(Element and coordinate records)

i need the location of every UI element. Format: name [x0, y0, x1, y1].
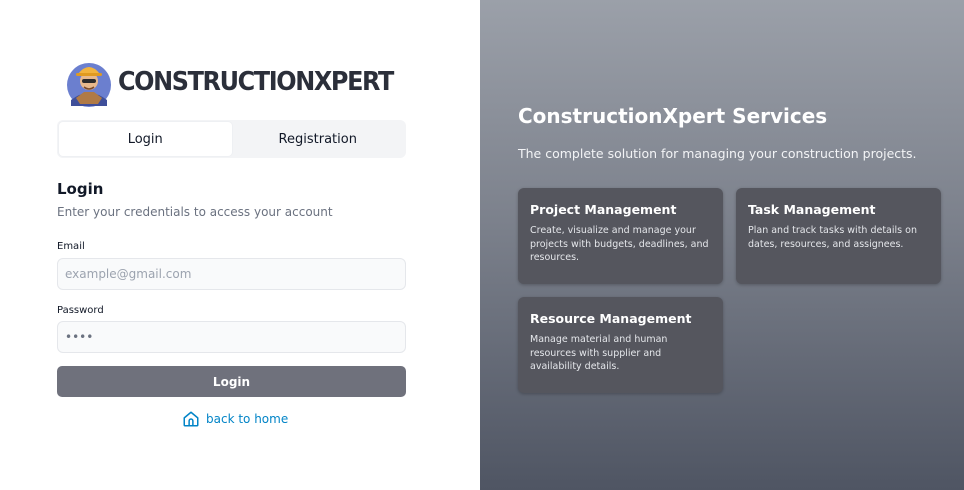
service-card-project-management: Project Management Create, visualize and…	[518, 188, 723, 284]
tab-login[interactable]: Login	[59, 122, 232, 156]
auth-tabs: Login Registration	[57, 120, 406, 158]
services-subtitle: The complete solution for managing your …	[518, 146, 917, 161]
service-card-description: Manage material and human resources with…	[530, 334, 668, 372]
form-subtitle: Enter your credentials to access your ac…	[57, 205, 333, 219]
home-icon	[183, 411, 199, 427]
service-card-task-management: Task Management Plan and track tasks wit…	[736, 188, 941, 284]
construction-worker-icon	[67, 63, 111, 107]
login-button[interactable]: Login	[57, 366, 406, 397]
login-panel: CONSTRUCTIONXPERT Login Registration Log…	[0, 0, 480, 490]
service-card-title: Project Management	[530, 202, 677, 217]
tab-registration[interactable]: Registration	[232, 122, 405, 156]
service-card-title: Resource Management	[530, 311, 692, 326]
services-title: ConstructionXpert Services	[518, 104, 828, 128]
service-card-title: Task Management	[748, 202, 876, 217]
form-title: Login	[57, 180, 104, 198]
password-field[interactable]	[57, 321, 406, 353]
service-card-resource-management: Resource Management Manage material and …	[518, 297, 723, 393]
back-to-home-label: back to home	[206, 412, 289, 426]
back-to-home-link[interactable]: back to home	[182, 410, 288, 428]
brand-name: CONSTRUCTIONXPERT	[118, 67, 394, 97]
email-field[interactable]	[57, 258, 406, 290]
service-card-description: Plan and track tasks with details on dat…	[748, 225, 917, 250]
brand-logo[interactable]: CONSTRUCTIONXPERT	[64, 54, 417, 110]
email-label: Email	[57, 241, 85, 252]
service-card-description: Create, visualize and manage your projec…	[530, 225, 709, 263]
password-label: Password	[57, 305, 104, 316]
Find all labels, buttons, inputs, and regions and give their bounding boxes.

## WHAT YOU HAVE TO DO
Copy out every line of the material above without changing a single character, leaving out the picture.

## WRITTEN REPLY
i need the location of every UI element. Format: name [x0, y0, x1, y1].
service-card-project-management: Project Management Create, visualize and…	[518, 188, 723, 284]
tab-login[interactable]: Login	[59, 122, 232, 156]
auth-tabs: Login Registration	[57, 120, 406, 158]
services-subtitle: The complete solution for managing your …	[518, 146, 917, 161]
service-card-description: Manage material and human resources with…	[530, 334, 668, 372]
form-subtitle: Enter your credentials to access your ac…	[57, 205, 333, 219]
home-icon	[183, 411, 199, 427]
service-card-task-management: Task Management Plan and track tasks wit…	[736, 188, 941, 284]
construction-worker-icon	[67, 63, 111, 107]
login-button[interactable]: Login	[57, 366, 406, 397]
login-panel: CONSTRUCTIONXPERT Login Registration Log…	[0, 0, 480, 490]
service-card-title: Project Management	[530, 202, 677, 217]
tab-registration[interactable]: Registration	[232, 122, 405, 156]
service-card-title: Resource Management	[530, 311, 692, 326]
services-title: ConstructionXpert Services	[518, 104, 828, 128]
service-card-title: Task Management	[748, 202, 876, 217]
form-title: Login	[57, 180, 104, 198]
password-field[interactable]	[57, 321, 406, 353]
service-card-resource-management: Resource Management Manage material and …	[518, 297, 723, 393]
back-to-home-label: back to home	[206, 412, 289, 426]
back-to-home-link[interactable]: back to home	[182, 410, 288, 428]
brand-name: CONSTRUCTIONXPERT	[118, 67, 394, 97]
email-field[interactable]	[57, 258, 406, 290]
service-card-description: Plan and track tasks with details on dat…	[748, 225, 917, 250]
brand-logo[interactable]: CONSTRUCTIONXPERT	[64, 54, 417, 110]
email-label: Email	[57, 241, 85, 252]
service-card-description: Create, visualize and manage your projec…	[530, 225, 709, 263]
password-label: Password	[57, 305, 104, 316]
Find all labels, buttons, inputs, and regions and give their bounding boxes.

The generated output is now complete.